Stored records
= = =

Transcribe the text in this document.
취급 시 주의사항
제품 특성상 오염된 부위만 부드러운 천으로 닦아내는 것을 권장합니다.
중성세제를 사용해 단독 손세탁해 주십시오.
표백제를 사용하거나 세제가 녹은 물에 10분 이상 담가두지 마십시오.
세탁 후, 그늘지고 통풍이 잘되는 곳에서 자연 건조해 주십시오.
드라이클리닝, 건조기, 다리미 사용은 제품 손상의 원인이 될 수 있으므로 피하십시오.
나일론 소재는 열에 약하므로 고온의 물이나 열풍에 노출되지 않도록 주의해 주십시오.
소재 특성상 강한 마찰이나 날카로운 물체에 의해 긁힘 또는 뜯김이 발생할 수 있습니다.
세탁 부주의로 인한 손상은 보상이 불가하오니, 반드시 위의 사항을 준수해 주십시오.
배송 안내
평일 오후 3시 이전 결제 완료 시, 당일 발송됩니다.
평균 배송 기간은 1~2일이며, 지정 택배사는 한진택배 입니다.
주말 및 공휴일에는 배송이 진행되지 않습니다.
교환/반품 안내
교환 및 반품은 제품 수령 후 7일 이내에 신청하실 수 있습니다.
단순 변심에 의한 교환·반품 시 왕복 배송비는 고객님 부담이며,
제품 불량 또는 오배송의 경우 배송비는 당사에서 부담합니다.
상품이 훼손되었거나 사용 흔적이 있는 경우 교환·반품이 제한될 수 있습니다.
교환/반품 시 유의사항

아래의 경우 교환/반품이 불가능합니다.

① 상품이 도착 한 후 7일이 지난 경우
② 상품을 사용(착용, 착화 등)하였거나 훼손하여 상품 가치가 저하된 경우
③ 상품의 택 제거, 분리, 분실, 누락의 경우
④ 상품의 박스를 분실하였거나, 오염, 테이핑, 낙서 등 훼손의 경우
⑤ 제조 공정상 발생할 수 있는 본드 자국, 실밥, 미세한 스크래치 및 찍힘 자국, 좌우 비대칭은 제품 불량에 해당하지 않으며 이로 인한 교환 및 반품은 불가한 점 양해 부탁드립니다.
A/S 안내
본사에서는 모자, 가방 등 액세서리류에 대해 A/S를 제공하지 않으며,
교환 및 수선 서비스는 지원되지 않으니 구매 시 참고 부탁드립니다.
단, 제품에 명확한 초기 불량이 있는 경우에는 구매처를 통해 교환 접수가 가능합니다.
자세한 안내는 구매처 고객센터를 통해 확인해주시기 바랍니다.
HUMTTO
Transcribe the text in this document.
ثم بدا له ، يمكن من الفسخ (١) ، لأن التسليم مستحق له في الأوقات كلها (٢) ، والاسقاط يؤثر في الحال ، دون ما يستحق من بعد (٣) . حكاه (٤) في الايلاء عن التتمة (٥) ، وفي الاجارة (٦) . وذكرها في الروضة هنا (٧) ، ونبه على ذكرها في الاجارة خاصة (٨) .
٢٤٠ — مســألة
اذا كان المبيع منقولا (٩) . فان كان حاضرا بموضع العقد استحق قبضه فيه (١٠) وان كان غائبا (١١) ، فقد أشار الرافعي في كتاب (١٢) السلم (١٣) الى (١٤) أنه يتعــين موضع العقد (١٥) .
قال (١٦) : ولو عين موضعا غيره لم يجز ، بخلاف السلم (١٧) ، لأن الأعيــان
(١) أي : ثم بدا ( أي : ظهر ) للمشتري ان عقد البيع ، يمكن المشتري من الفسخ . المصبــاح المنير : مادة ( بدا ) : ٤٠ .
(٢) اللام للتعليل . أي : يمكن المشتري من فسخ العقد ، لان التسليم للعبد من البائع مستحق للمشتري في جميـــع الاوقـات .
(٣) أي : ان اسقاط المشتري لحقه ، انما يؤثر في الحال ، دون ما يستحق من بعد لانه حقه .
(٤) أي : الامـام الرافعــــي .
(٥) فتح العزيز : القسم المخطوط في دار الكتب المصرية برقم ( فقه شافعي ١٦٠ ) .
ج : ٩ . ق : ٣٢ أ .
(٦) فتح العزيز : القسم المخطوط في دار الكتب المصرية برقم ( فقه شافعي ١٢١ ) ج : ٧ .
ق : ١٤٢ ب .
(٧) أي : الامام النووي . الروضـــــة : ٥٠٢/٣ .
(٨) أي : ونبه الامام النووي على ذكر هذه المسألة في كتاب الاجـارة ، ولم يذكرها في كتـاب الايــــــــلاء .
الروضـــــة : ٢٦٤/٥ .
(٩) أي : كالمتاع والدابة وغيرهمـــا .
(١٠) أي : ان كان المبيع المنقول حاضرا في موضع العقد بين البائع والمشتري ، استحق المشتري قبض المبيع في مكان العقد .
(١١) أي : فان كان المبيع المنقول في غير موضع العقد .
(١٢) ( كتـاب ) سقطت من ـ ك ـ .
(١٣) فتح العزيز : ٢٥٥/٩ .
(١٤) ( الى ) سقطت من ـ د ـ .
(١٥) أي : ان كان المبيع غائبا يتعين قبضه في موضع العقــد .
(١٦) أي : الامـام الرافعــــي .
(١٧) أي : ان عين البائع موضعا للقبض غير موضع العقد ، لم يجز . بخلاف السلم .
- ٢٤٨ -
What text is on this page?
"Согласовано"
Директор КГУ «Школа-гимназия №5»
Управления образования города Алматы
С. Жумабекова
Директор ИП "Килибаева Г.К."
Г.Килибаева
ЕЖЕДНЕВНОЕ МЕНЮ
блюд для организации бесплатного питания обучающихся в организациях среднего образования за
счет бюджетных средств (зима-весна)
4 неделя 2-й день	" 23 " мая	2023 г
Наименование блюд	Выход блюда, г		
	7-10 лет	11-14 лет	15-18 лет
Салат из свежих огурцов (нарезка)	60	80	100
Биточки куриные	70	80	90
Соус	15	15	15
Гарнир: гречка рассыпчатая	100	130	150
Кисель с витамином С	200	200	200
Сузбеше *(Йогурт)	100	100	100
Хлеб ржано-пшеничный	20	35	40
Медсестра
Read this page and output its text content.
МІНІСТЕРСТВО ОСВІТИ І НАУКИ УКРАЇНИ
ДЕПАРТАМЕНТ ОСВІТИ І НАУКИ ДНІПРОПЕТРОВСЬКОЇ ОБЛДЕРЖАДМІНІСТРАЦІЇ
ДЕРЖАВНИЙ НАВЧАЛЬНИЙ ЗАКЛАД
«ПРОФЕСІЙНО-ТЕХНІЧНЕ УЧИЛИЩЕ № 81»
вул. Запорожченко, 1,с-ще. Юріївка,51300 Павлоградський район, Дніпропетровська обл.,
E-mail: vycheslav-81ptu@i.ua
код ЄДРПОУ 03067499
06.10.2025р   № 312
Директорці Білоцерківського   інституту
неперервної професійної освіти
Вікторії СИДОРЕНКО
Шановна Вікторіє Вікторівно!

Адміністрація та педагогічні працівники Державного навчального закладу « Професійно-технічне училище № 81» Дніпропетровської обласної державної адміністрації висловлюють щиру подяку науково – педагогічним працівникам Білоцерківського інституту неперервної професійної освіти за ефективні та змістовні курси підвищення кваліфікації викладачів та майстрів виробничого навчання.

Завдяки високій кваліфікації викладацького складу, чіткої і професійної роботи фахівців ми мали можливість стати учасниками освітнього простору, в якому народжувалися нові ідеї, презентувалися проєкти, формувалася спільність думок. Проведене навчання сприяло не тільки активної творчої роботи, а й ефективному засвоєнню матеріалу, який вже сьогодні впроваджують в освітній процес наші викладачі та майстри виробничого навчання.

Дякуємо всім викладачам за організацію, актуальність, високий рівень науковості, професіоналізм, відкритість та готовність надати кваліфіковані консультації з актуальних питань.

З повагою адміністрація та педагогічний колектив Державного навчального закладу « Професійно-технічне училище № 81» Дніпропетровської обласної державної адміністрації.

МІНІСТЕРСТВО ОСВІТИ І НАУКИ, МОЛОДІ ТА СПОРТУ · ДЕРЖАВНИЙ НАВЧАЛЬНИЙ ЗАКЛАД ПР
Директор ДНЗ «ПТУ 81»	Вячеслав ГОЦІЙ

= = =

• Stated problem
Copy out each line of the records where the string "обласної" appears.

• Written solution
Адміністрація та педагогічні працівники Державного навчального закладу « Професійно-технічне училище № 81» Дніпропетровської обласної державної адміністрації висловлюють щиру подяку науково – педагогічним працівникам Білоцерківського інституту неперервної професійної освіти за ефективні та змістовні курси підвищення кваліфікації викладачів та майстрів виробничого навчання.
З повагою адміністрація та педагогічний колектив Державного навчального закладу « Професійно-технічне училище № 81» Дніпропетровської обласної державної адміністрації.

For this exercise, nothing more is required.